— START Data to use —
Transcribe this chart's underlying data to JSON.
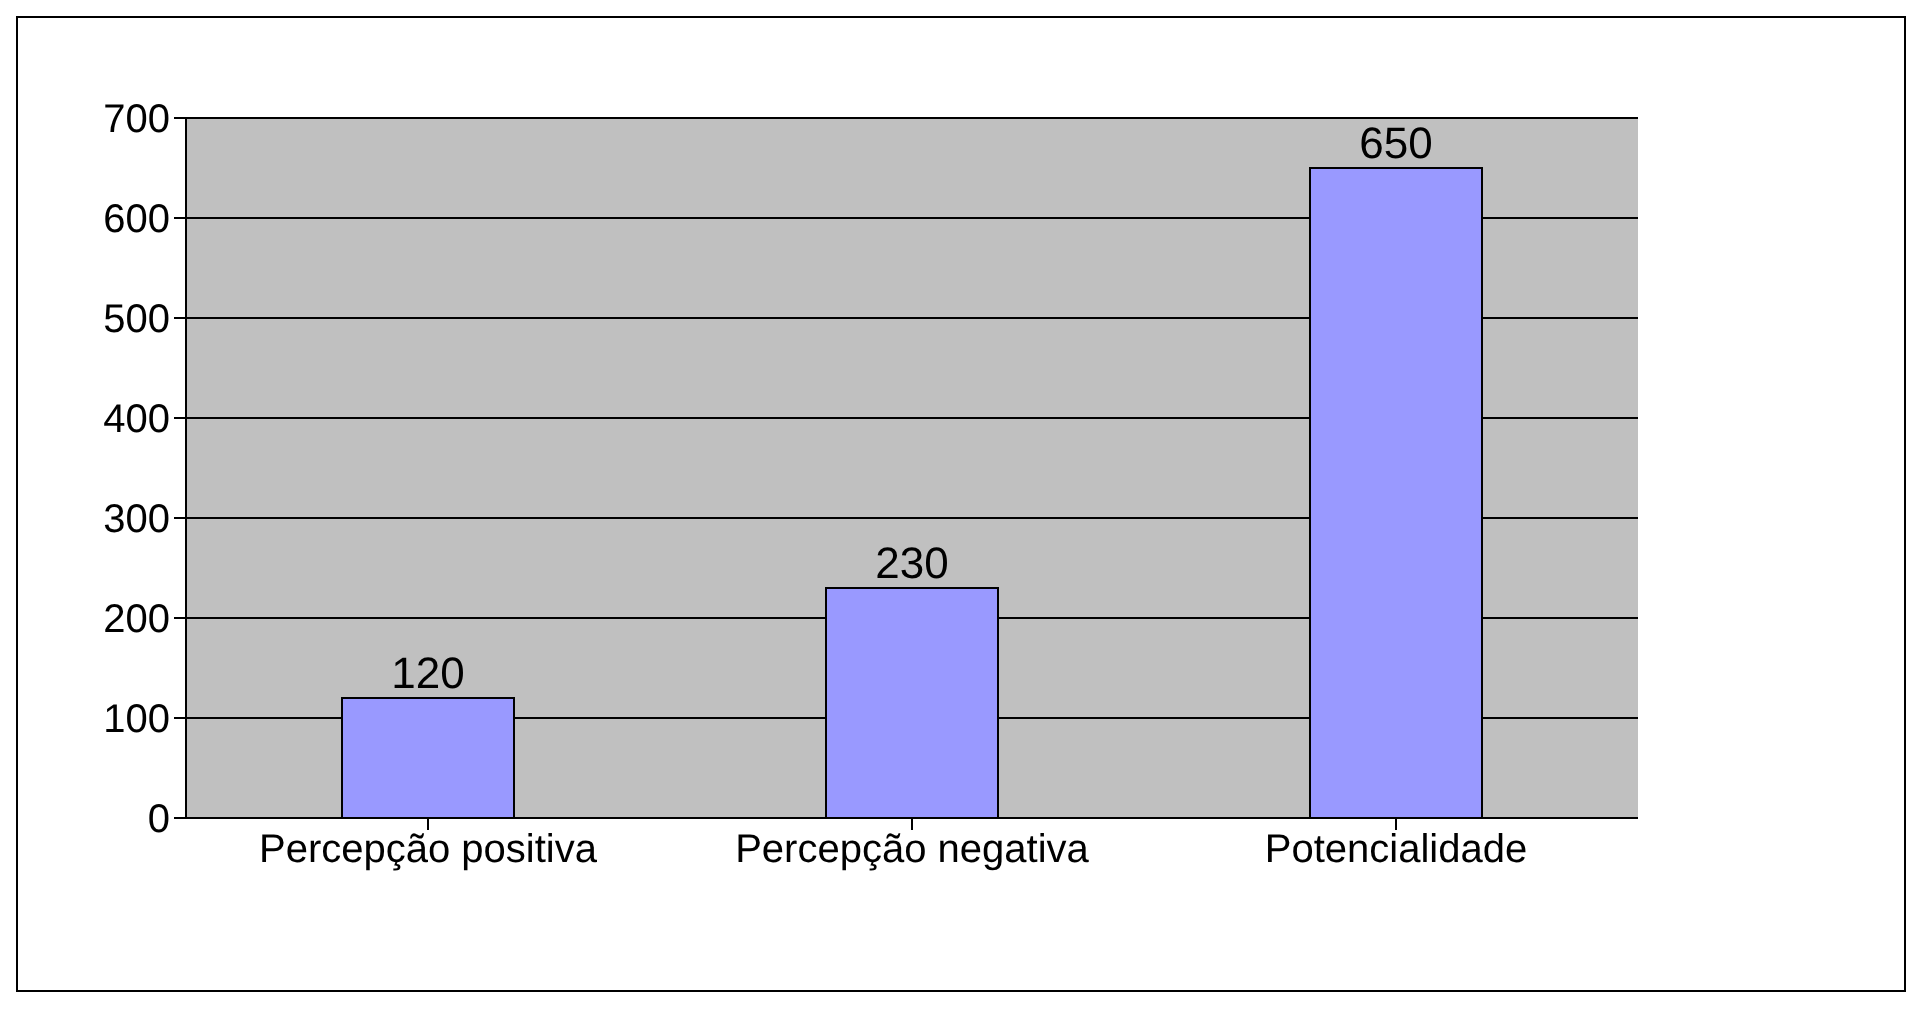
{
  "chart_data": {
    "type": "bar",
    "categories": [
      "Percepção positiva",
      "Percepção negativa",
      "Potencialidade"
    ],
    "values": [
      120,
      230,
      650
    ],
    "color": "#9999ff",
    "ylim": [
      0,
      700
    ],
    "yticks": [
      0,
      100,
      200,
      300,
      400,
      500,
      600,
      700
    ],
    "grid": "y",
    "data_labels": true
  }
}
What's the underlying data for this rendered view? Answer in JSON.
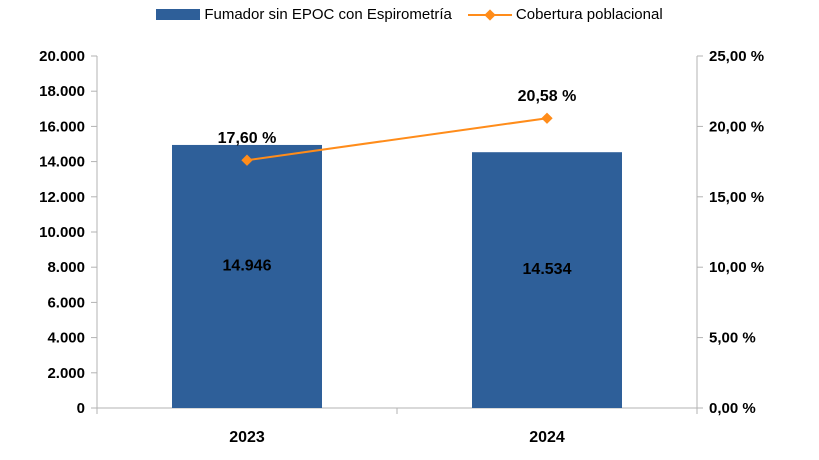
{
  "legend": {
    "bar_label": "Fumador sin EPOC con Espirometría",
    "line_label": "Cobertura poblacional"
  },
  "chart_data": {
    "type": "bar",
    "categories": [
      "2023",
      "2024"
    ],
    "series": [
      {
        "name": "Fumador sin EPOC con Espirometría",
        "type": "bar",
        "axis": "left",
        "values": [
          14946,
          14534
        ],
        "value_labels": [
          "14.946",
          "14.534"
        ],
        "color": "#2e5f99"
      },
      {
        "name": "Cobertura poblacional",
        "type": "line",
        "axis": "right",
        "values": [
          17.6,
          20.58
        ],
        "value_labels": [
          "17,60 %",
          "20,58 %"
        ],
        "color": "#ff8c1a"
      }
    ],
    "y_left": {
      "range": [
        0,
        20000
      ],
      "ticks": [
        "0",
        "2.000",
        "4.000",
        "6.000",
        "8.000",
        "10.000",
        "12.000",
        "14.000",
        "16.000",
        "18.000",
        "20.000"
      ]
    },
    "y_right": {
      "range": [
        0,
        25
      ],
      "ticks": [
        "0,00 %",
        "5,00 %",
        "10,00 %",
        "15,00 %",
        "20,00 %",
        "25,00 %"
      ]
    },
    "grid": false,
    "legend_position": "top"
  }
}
— END Data to use —
**Exercise goal**
Transcribe the full listing above exactly as it stands, minus the pictures.

**Output for this exercise**
Transcribe this chart's underlying data to JSON.
{
  "chart_data": {
    "type": "bar",
    "categories": [
      "Percepção positiva",
      "Percepção negativa",
      "Potencialidade"
    ],
    "values": [
      120,
      230,
      650
    ],
    "color": "#9999ff",
    "ylim": [
      0,
      700
    ],
    "yticks": [
      0,
      100,
      200,
      300,
      400,
      500,
      600,
      700
    ],
    "grid": "y",
    "data_labels": true
  }
}
What's the underlying data for this rendered view? Answer in JSON.
{
  "legend": {
    "bar_label": "Fumador sin EPOC con Espirometría",
    "line_label": "Cobertura poblacional"
  },
  "chart_data": {
    "type": "bar",
    "categories": [
      "2023",
      "2024"
    ],
    "series": [
      {
        "name": "Fumador sin EPOC con Espirometría",
        "type": "bar",
        "axis": "left",
        "values": [
          14946,
          14534
        ],
        "value_labels": [
          "14.946",
          "14.534"
        ],
        "color": "#2e5f99"
      },
      {
        "name": "Cobertura poblacional",
        "type": "line",
        "axis": "right",
        "values": [
          17.6,
          20.58
        ],
        "value_labels": [
          "17,60 %",
          "20,58 %"
        ],
        "color": "#ff8c1a"
      }
    ],
    "y_left": {
      "range": [
        0,
        20000
      ],
      "ticks": [
        "0",
        "2.000",
        "4.000",
        "6.000",
        "8.000",
        "10.000",
        "12.000",
        "14.000",
        "16.000",
        "18.000",
        "20.000"
      ]
    },
    "y_right": {
      "range": [
        0,
        25
      ],
      "ticks": [
        "0,00 %",
        "5,00 %",
        "10,00 %",
        "15,00 %",
        "20,00 %",
        "25,00 %"
      ]
    },
    "grid": false,
    "legend_position": "top"
  }
}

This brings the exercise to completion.